- What you are asked to do
Copy each line that contains the word "郴州市一中".

___ Dataset content ___

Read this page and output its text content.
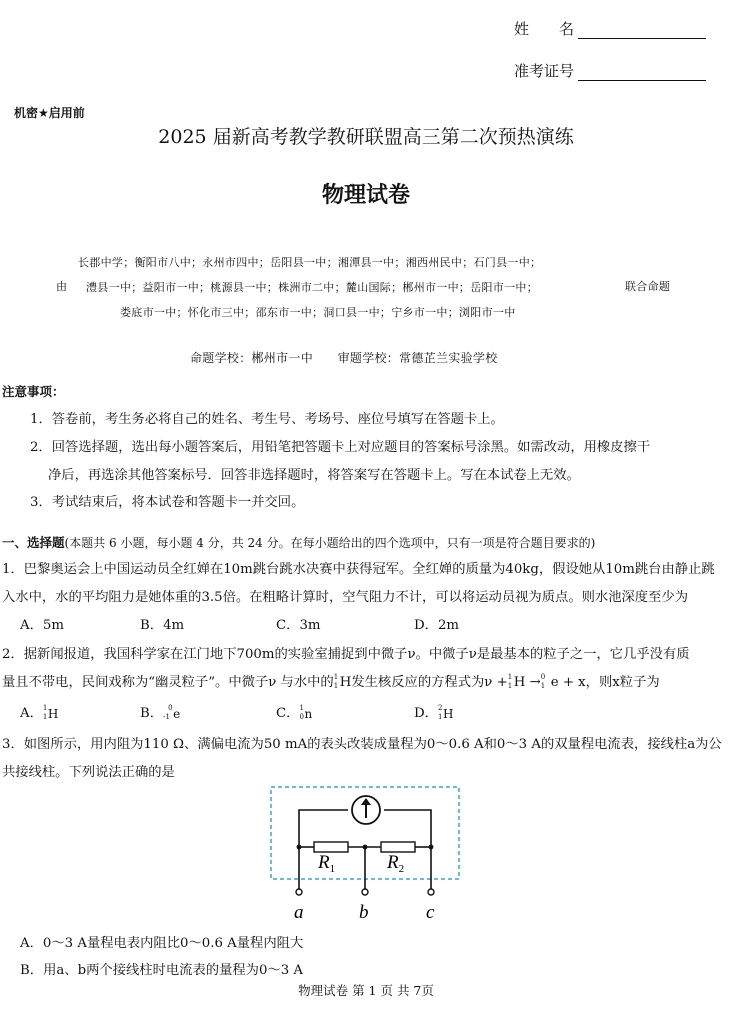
姓　　名
准考证号
机密★启用前
2025 届新高考教学教研联盟高三第二次预热演练
物理试卷
长郡中学；衡阳市八中；永州市四中；岳阳县一中；湘潭县一中；湘西州民中；石门县一中；
由 澧县一中；益阳市一中；桃源县一中；株洲市二中；麓山国际；郴州市一中；岳阳市一中；	联合命题
娄底市一中；怀化市三中；邵东市一中；洞口县一中；宁乡市一中；浏阳市一中
命题学校：郴州市一中　　审题学校：常德芷兰实验学校
注意事项：
1．答卷前，考生务必将自己的姓名、考生号、考场号、座位号填写在答题卡上。
2．回答选择题，选出每小题答案后，用铅笔把答题卡上对应题目的答案标号涂黑。如需改动，用橡皮擦干
净后，再选涂其他答案标号．回答非选择题时，将答案写在答题卡上。写在本试卷上无效。
3．考试结束后，将本试卷和答题卡一并交回。
一、选择题(本题共 6 小题，每小题 4 分，共 24 分。在每小题给出的四个选项中，只有一项是符合题目要求的)
1．巴黎奥运会上中国运动员全红婵在10m跳台跳水决赛中获得冠军。全红婵的质量为40kg，假设她从10m跳台由静止跳
入水中，水的平均阻力是她体重的3.5倍。在粗略计算时，空气阻力不计，可以将运动员视为质点。则水池深度至少为
A．5m	B．4m	C．3m	D．2m
2．据新闻报道，我国科学家在江门地下700m的实验室捕捉到中微子ν。中微子ν是最基本的粒子之一，它几乎没有质
量且不带电，民间戏称为“幽灵粒子”。中微子ν 与水中的 1
1 H发生核反应的方程式为ν + 1
1 H → 0
1 e + x，则x粒子为
A． 1
1 H	B． 0
-1 e	C． 1
0 n	D． 2
1 H
3．如图所示，用内阻为110 Ω、满偏电流为50 mA的表头改装成量程为0～0.6 A和0～3 A的双量程电流表，接线柱a为公
共接线柱。下列说法正确的是
$R_1$	$R_2$
a	b	c
A．0～3 A量程电表内阻比0～0.6 A量程内阻大
B．用a、b两个接线柱时电流表的量程为0～3 A
物理试卷 第 1 页 共 7页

___

- Complete answer
由 澧县一中；益阳市一中；桃源县一中；株洲市二中；麓山国际；郴州市一中；岳阳市一中；	联合命题
命题学校：郴州市一中　　审题学校：常德芷兰实验学校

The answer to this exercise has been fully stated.